*Required work*
Which lines hold the word "임대하거나"? Copy each one.

*Entries shown*
- - - - -

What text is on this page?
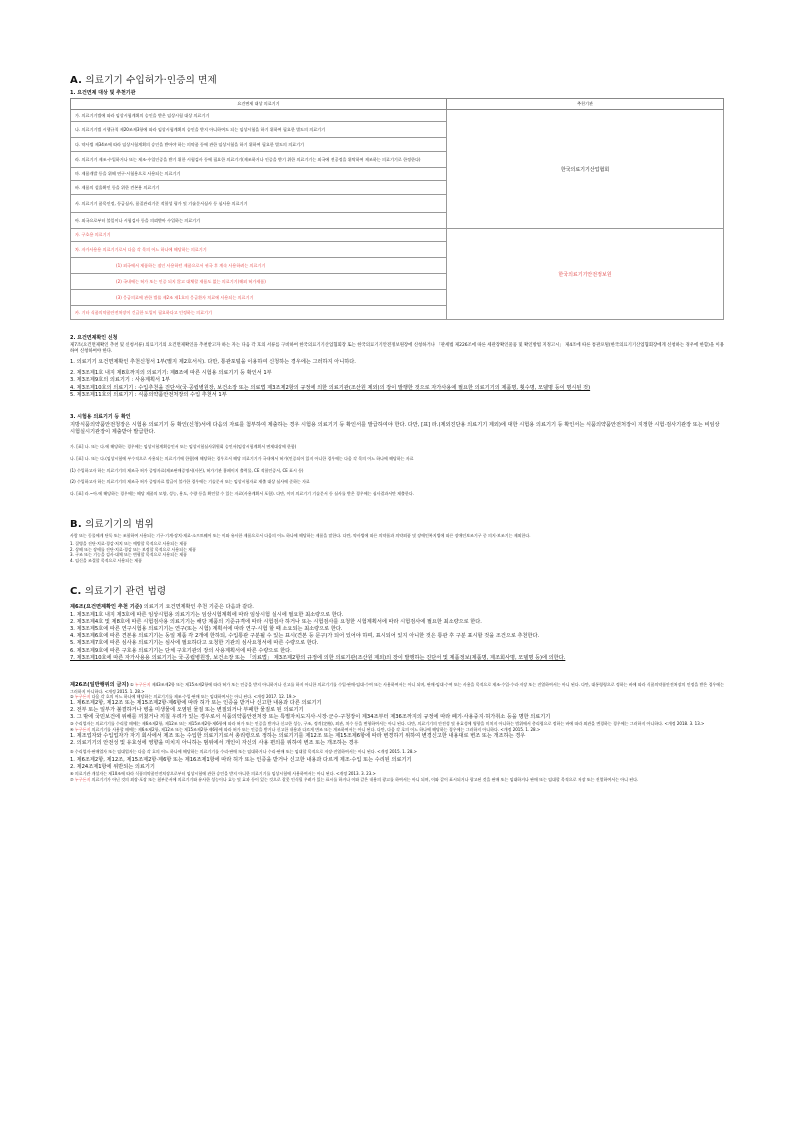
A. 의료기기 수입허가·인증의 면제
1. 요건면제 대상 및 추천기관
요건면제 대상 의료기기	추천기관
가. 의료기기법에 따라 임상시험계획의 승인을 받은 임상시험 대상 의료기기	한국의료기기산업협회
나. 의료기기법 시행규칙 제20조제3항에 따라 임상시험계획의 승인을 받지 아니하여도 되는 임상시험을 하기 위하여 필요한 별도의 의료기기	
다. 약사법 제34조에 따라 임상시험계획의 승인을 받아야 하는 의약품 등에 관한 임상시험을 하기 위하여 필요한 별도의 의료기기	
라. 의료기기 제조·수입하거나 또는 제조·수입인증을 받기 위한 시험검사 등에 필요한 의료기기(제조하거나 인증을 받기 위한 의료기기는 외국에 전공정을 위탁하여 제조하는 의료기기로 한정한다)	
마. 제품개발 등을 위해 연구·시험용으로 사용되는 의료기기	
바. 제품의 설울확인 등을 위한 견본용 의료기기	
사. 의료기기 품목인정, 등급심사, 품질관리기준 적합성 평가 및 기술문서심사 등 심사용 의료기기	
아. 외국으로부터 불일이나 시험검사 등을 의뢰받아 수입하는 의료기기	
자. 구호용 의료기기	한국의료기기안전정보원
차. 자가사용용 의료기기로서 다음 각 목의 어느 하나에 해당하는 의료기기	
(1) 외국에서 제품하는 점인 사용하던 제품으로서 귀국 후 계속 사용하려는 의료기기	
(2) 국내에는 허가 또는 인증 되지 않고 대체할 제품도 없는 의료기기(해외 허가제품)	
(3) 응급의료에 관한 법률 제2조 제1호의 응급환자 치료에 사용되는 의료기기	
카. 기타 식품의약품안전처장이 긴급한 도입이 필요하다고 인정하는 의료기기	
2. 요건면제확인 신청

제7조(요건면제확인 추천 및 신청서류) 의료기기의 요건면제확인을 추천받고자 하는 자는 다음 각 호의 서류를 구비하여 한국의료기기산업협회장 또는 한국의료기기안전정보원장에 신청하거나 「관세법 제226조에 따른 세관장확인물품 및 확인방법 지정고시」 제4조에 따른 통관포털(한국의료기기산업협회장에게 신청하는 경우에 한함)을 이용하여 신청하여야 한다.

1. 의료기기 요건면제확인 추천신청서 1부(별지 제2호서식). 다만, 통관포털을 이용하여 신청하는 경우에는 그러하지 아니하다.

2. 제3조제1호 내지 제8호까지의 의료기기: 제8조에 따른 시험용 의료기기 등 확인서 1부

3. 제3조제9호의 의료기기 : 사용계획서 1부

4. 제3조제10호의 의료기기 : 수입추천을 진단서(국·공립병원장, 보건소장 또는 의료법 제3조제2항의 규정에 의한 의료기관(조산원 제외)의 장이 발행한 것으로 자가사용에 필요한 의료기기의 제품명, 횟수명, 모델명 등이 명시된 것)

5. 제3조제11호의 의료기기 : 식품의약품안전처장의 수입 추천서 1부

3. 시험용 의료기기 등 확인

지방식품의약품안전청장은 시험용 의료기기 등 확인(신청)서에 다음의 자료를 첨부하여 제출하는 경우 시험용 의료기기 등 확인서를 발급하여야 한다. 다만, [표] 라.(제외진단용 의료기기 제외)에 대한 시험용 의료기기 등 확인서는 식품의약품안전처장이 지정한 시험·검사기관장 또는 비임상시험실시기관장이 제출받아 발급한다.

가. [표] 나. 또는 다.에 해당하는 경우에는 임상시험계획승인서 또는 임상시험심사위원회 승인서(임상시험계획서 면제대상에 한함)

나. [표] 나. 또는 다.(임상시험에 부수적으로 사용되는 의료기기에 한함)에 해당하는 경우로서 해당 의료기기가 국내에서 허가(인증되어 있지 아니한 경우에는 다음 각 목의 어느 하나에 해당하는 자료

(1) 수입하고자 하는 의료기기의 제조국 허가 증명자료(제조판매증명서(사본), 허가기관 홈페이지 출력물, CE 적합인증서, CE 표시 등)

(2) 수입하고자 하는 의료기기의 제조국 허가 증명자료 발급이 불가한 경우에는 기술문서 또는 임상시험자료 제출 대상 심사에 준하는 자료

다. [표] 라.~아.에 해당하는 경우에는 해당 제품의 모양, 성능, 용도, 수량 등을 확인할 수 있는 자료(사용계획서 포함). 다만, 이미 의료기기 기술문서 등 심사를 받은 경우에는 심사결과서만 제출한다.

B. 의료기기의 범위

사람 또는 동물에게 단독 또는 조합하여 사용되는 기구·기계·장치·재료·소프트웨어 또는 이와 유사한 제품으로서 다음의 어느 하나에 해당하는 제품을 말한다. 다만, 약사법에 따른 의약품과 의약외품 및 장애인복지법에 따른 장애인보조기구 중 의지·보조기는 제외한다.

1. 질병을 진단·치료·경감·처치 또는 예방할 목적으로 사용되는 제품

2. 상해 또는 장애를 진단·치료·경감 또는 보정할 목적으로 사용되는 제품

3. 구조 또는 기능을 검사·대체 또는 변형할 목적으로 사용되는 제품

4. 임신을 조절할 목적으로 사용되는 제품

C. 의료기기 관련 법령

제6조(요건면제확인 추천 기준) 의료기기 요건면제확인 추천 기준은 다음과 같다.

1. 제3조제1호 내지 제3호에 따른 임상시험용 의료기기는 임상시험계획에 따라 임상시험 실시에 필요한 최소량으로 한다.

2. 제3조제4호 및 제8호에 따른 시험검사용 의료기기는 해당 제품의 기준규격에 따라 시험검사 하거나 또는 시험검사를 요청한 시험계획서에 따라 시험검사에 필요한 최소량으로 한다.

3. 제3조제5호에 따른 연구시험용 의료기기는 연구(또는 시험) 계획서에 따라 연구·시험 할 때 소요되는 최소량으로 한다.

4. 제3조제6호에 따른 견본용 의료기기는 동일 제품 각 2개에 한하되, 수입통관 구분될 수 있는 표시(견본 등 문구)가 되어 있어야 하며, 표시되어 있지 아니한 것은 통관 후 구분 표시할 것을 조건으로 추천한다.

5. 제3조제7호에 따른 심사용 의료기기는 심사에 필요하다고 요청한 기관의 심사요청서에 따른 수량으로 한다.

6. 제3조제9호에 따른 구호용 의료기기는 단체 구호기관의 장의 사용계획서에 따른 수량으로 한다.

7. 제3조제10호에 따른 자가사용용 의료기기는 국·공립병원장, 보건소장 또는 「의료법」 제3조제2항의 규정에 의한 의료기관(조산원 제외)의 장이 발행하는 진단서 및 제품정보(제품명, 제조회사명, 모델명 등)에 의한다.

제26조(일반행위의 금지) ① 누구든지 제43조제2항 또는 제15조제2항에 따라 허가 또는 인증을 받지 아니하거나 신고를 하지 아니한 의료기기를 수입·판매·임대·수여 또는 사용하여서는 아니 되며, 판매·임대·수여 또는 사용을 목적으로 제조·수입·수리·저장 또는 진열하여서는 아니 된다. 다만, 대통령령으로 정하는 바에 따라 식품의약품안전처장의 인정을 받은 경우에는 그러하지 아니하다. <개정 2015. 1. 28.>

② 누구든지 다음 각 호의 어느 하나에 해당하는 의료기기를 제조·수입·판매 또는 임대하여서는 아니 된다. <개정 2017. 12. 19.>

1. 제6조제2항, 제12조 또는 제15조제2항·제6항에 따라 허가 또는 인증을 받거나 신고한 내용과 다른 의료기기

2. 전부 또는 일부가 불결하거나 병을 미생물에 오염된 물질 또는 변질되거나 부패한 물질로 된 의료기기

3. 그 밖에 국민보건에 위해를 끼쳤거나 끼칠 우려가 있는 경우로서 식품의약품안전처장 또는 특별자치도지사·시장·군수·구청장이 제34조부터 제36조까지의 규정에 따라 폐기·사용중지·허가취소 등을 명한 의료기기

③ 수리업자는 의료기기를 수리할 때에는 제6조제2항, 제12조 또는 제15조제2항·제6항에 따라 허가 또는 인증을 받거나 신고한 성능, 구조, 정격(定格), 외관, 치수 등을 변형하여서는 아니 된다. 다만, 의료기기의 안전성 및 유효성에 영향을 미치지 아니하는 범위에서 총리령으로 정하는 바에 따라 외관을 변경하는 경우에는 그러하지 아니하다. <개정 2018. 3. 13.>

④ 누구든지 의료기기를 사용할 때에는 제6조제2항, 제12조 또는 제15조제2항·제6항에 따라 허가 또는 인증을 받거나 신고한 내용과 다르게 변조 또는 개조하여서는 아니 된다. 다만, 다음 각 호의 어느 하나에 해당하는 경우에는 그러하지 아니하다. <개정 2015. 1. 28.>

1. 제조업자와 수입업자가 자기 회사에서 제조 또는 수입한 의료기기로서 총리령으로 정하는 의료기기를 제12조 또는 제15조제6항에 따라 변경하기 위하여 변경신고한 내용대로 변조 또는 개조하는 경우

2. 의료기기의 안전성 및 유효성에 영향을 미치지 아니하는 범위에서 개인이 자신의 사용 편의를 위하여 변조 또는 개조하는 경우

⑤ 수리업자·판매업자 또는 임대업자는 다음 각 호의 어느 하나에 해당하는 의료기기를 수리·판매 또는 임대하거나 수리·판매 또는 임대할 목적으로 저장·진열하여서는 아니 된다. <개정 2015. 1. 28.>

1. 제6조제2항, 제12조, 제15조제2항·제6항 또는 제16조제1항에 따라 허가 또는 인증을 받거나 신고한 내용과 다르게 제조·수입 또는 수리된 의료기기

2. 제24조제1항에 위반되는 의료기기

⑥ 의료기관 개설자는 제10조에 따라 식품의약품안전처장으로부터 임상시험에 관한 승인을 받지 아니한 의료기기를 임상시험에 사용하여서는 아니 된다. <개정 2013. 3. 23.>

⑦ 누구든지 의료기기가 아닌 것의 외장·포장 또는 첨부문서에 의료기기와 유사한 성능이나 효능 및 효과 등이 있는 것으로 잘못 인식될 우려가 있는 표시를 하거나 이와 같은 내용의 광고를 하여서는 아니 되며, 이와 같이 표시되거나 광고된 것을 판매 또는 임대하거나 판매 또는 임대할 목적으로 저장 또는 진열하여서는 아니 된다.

- - - - -

*Right answer*
⑤ 수리업자·판매업자 또는 임대업자는 다음 각 호의 어느 하나에 해당하는 의료기기를 수리·판매 또는 임대하거나 수리·판매 또는 임대할 목적으로 저장·진열하여서는 아니 된다. <개정 2015. 1. 28.>
⑦ 누구든지 의료기기가 아닌 것의 외장·포장 또는 첨부문서에 의료기기와 유사한 성능이나 효능 및 효과 등이 있는 것으로 잘못 인식될 우려가 있는 표시를 하거나 이와 같은 내용의 광고를 하여서는 아니 되며, 이와 같이 표시되거나 광고된 것을 판매 또는 임대하거나 판매 또는 임대할 목적으로 저장 또는 진열하여서는 아니 된다.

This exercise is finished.